[BEGIN Text]

NEW YORK (CNNfn) - There may be help on the horizon for U.S. steelmakers, but it won't get here soon enough for LTV Steel Corp.'s Cleveland West plant.|
The mill in the bankrupt steelmaker's hometown is set to be closed, very likely for good, by noon Saturday, idling about 900 employees and taking about two million tons of steelmaking capacity out of the market.
The problem for the plant is a one-third drop in steel prices during the last year due to the weakening demand for steel from major customers, such as the automakers, coupled with rising competition from both imports and non-union "mini-mills." The minimills make coils of steel sheet from scrap rather than the raw materials that integrated plants, such as Cleveland West plant use.
But the shutdown comes just more than a week after the Bush administration announced it would take the first step in trade cases that could erect barriers to steel imports due to allegations that overseas producers are dumping product here. The Commerce Department's International Trade Commission, which is investigating the dumping complaints, had already imposed new duties on steel from 11 nations in early May.
U.S. steel prices have fallen by about a third in the last year, but import limits and plant closures could help turn that around.|
The closing of the Cleveland plant also comes on the heels of the motion by LTV on Monday asking a bankruptcy court to void its contract with the United Steelworkers union. That request, if accepted, would allow it to shift some of its health care costs to its employees and retirees, and save more than $250 million a year.
The union has voted to fight the move. A crippling if not fatal strike is possible if the contract is voided, although union officials insist they can reach an agreement that will help the company find the savings it needs without hurting members and retirees.
Union leadership is concerned about granting concessions because other unionized steelmakers have put the USW on notice they expect to be given any relief won by LTV. But they say that LTV should be able to get the help it needs from the trade cases and from legislation it says it expects to get through Congress later this year.
"It defies reason to abandon a cooperative effort at exactly the time when we have secured the administration's cooperation in
getting the kind of government action it's going to take to save LTV," said Leo Gerard, the USW president, in a statement Monday. The two sides confirmed Tuesday they'll meet at the negotiating table again Thursday.

[END Text]
[BEGIN Extracted entries]

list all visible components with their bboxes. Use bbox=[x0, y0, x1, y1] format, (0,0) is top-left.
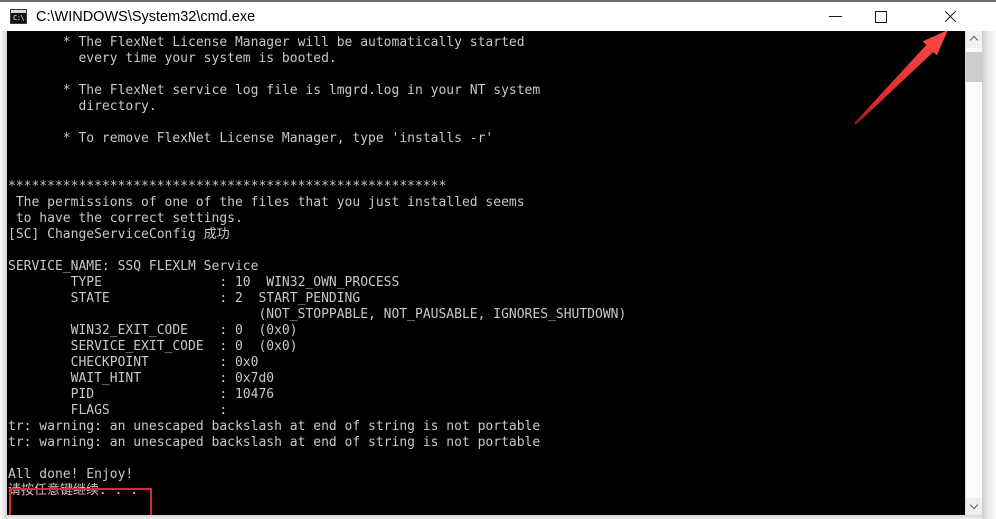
console-line: ****************************************… bbox=[8, 179, 447, 194]
close-button[interactable] bbox=[927, 2, 973, 31]
console-line: WAIT_HINT : 0x7d0 bbox=[8, 371, 275, 386]
console-line: [SC] ChangeServiceConfig 成功 bbox=[8, 227, 230, 242]
console-line: directory. bbox=[8, 99, 157, 114]
console-output-area[interactable]: * The FlexNet License Manager will be au… bbox=[7, 31, 965, 515]
chevron-up-icon bbox=[971, 36, 978, 43]
console-client-area: * The FlexNet License Manager will be au… bbox=[0, 31, 996, 519]
console-line: * To remove FlexNet License Manager, typ… bbox=[8, 131, 494, 146]
console-line: * The FlexNet service log file is lmgrd.… bbox=[8, 83, 541, 98]
scroll-up-button[interactable] bbox=[966, 31, 982, 48]
maximize-icon bbox=[875, 10, 887, 23]
cmd-icon-titlestrip bbox=[11, 10, 26, 13]
console-line: 请按任意键继续. . . bbox=[8, 483, 139, 498]
console-line: FLAGS : bbox=[8, 403, 228, 418]
console-line: (NOT_STOPPABLE, NOT_PAUSABLE, IGNORES_SH… bbox=[8, 307, 627, 322]
window-border-right bbox=[982, 31, 996, 519]
minimize-icon bbox=[828, 16, 842, 17]
maximize-button[interactable] bbox=[858, 2, 904, 31]
console-line: The permissions of one of the files that… bbox=[8, 195, 525, 210]
window-title: C:\WINDOWS\System32\cmd.exe bbox=[36, 8, 256, 25]
cmd-window: C:\ C:\WINDOWS\System32\cmd.exe * The Fl… bbox=[0, 0, 996, 519]
window-border-bottom bbox=[7, 515, 982, 519]
console-text: * The FlexNet License Manager will be au… bbox=[8, 35, 626, 499]
scrollbar-track[interactable] bbox=[966, 48, 982, 498]
console-line: SERVICE_NAME: SSQ FLEXLM Service bbox=[8, 259, 259, 274]
console-line: WIN32_EXIT_CODE : 0 (0x0) bbox=[8, 323, 298, 338]
scrollbar-thumb[interactable] bbox=[966, 52, 982, 82]
minimize-button[interactable] bbox=[812, 2, 858, 31]
console-scrollbar[interactable] bbox=[965, 31, 982, 515]
console-line: CHECKPOINT : 0x0 bbox=[8, 355, 259, 370]
chevron-down-icon bbox=[971, 503, 978, 510]
close-icon bbox=[943, 9, 958, 24]
console-line: to have the correct settings. bbox=[8, 211, 243, 226]
console-line: every time your system is booted. bbox=[8, 51, 337, 66]
window-border-left bbox=[0, 31, 7, 519]
cmd-icon: C:\ bbox=[10, 9, 27, 24]
console-line: All done! Enjoy! bbox=[8, 467, 134, 482]
console-line: tr: warning: an unescaped backslash at e… bbox=[8, 435, 541, 450]
scroll-down-button[interactable] bbox=[966, 498, 982, 515]
console-line: STATE : 2 START_PENDING bbox=[8, 291, 361, 306]
console-line: TYPE : 10 WIN32_OWN_PROCESS bbox=[8, 275, 400, 290]
cmd-icon-prompt: C:\ bbox=[13, 14, 25, 22]
console-line: PID : 10476 bbox=[8, 387, 275, 402]
console-line: SERVICE_EXIT_CODE : 0 (0x0) bbox=[8, 339, 298, 354]
title-bar[interactable]: C:\ C:\WINDOWS\System32\cmd.exe bbox=[0, 2, 996, 31]
console-line: * The FlexNet License Manager will be au… bbox=[8, 35, 525, 50]
console-line: tr: warning: an unescaped backslash at e… bbox=[8, 419, 541, 434]
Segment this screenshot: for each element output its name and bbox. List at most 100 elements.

[END Extracted entries]

Stated goal
According to the steel plant article, how many employees will be idled by the closing of LTV Steel's Cleveland West plant? The records have no connection to the steel plant article.

Correct answer
About 900 employees.